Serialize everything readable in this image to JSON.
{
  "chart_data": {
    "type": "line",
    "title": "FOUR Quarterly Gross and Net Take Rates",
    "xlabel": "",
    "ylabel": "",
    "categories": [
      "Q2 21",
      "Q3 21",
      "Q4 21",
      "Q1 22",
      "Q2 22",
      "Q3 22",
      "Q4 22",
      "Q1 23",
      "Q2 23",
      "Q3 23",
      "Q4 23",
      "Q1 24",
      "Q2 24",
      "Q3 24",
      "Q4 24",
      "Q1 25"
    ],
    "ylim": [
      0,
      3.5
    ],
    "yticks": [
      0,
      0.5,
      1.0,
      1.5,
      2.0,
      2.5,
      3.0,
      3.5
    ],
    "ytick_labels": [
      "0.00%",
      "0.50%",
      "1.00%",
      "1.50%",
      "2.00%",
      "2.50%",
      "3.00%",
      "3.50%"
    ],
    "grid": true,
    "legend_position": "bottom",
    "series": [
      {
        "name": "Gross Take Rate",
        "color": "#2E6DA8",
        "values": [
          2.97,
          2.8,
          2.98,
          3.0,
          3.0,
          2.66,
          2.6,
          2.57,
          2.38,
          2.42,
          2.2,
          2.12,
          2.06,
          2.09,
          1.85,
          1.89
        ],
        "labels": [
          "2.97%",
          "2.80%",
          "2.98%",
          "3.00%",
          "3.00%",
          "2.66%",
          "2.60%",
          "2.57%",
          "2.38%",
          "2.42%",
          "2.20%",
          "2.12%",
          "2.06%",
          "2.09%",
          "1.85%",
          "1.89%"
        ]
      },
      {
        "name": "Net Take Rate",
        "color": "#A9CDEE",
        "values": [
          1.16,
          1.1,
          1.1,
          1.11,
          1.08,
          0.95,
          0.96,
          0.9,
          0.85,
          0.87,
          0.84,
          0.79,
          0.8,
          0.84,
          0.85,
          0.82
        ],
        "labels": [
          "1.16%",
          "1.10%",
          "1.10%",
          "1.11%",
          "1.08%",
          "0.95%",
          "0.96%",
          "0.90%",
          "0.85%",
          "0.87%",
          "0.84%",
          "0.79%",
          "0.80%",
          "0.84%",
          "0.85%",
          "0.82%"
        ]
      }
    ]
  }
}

• **DO THIS**:
Each line of the material that holds the string "Gross" counts once; give the total alone.

• **RESPONSE FOR THIS EXERCISE**:
2